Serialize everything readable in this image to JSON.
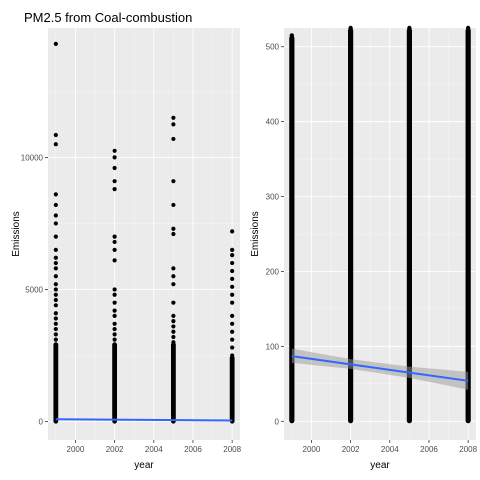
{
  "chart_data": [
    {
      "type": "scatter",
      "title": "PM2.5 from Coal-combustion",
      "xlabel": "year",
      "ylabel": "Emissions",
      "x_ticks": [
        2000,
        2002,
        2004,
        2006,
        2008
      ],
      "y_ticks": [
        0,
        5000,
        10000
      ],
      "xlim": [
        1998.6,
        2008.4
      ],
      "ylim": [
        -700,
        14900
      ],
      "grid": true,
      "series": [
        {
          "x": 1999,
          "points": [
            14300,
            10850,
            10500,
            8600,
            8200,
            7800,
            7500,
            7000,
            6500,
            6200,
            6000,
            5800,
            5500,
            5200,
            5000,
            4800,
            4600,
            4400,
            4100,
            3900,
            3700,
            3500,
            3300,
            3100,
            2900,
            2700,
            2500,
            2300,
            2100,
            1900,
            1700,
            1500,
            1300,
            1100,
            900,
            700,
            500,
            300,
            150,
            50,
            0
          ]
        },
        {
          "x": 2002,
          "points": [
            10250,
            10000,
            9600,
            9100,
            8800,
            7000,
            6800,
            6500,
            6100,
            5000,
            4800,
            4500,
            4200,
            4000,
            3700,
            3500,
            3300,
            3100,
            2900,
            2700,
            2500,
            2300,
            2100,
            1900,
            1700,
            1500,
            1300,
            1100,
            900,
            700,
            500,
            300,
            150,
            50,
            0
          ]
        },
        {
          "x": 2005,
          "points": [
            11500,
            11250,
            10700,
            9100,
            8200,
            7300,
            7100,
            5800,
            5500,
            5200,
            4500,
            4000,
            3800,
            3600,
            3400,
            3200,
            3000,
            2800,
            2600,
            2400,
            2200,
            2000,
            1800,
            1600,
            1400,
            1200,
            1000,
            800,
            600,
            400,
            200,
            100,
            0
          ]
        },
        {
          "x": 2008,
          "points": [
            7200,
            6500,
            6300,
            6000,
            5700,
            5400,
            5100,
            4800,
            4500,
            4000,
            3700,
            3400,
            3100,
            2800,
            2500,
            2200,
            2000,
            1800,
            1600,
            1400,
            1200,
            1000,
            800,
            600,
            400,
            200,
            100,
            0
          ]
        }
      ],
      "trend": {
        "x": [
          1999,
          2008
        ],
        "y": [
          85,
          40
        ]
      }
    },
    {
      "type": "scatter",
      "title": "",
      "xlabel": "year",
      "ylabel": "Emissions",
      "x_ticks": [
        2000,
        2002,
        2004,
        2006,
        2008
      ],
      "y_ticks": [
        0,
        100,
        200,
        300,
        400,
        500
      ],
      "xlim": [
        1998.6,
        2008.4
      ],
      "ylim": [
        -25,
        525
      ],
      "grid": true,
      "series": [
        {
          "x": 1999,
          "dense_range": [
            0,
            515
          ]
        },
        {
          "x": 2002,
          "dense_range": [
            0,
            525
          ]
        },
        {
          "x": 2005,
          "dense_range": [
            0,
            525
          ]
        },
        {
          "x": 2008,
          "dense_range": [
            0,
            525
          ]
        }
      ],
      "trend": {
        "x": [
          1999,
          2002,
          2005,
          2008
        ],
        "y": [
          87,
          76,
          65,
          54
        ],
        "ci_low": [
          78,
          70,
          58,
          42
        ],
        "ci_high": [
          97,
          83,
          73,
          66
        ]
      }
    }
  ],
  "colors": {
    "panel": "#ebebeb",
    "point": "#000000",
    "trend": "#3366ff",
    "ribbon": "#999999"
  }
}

◆ ◆ ◆ ◆ ◆ ◆ ◆

### Task brief:
Repeat the full listing above exactly, with no pictures in the copy.

### Response below:
Serialize everything readable in this image to JSON.
{
  "chart_data": [
    {
      "type": "scatter",
      "title": "PM2.5 from Coal-combustion",
      "xlabel": "year",
      "ylabel": "Emissions",
      "x_ticks": [
        2000,
        2002,
        2004,
        2006,
        2008
      ],
      "y_ticks": [
        0,
        5000,
        10000
      ],
      "xlim": [
        1998.6,
        2008.4
      ],
      "ylim": [
        -700,
        14900
      ],
      "grid": true,
      "series": [
        {
          "x": 1999,
          "points": [
            14300,
            10850,
            10500,
            8600,
            8200,
            7800,
            7500,
            7000,
            6500,
            6200,
            6000,
            5800,
            5500,
            5200,
            5000,
            4800,
            4600,
            4400,
            4100,
            3900,
            3700,
            3500,
            3300,
            3100,
            2900,
            2700,
            2500,
            2300,
            2100,
            1900,
            1700,
            1500,
            1300,
            1100,
            900,
            700,
            500,
            300,
            150,
            50,
            0
          ]
        },
        {
          "x": 2002,
          "points": [
            10250,
            10000,
            9600,
            9100,
            8800,
            7000,
            6800,
            6500,
            6100,
            5000,
            4800,
            4500,
            4200,
            4000,
            3700,
            3500,
            3300,
            3100,
            2900,
            2700,
            2500,
            2300,
            2100,
            1900,
            1700,
            1500,
            1300,
            1100,
            900,
            700,
            500,
            300,
            150,
            50,
            0
          ]
        },
        {
          "x": 2005,
          "points": [
            11500,
            11250,
            10700,
            9100,
            8200,
            7300,
            7100,
            5800,
            5500,
            5200,
            4500,
            4000,
            3800,
            3600,
            3400,
            3200,
            3000,
            2800,
            2600,
            2400,
            2200,
            2000,
            1800,
            1600,
            1400,
            1200,
            1000,
            800,
            600,
            400,
            200,
            100,
            0
          ]
        },
        {
          "x": 2008,
          "points": [
            7200,
            6500,
            6300,
            6000,
            5700,
            5400,
            5100,
            4800,
            4500,
            4000,
            3700,
            3400,
            3100,
            2800,
            2500,
            2200,
            2000,
            1800,
            1600,
            1400,
            1200,
            1000,
            800,
            600,
            400,
            200,
            100,
            0
          ]
        }
      ],
      "trend": {
        "x": [
          1999,
          2008
        ],
        "y": [
          85,
          40
        ]
      }
    },
    {
      "type": "scatter",
      "title": "",
      "xlabel": "year",
      "ylabel": "Emissions",
      "x_ticks": [
        2000,
        2002,
        2004,
        2006,
        2008
      ],
      "y_ticks": [
        0,
        100,
        200,
        300,
        400,
        500
      ],
      "xlim": [
        1998.6,
        2008.4
      ],
      "ylim": [
        -25,
        525
      ],
      "grid": true,
      "series": [
        {
          "x": 1999,
          "dense_range": [
            0,
            515
          ]
        },
        {
          "x": 2002,
          "dense_range": [
            0,
            525
          ]
        },
        {
          "x": 2005,
          "dense_range": [
            0,
            525
          ]
        },
        {
          "x": 2008,
          "dense_range": [
            0,
            525
          ]
        }
      ],
      "trend": {
        "x": [
          1999,
          2002,
          2005,
          2008
        ],
        "y": [
          87,
          76,
          65,
          54
        ],
        "ci_low": [
          78,
          70,
          58,
          42
        ],
        "ci_high": [
          97,
          83,
          73,
          66
        ]
      }
    }
  ],
  "colors": {
    "panel": "#ebebeb",
    "point": "#000000",
    "trend": "#3366ff",
    "ribbon": "#999999"
  }
}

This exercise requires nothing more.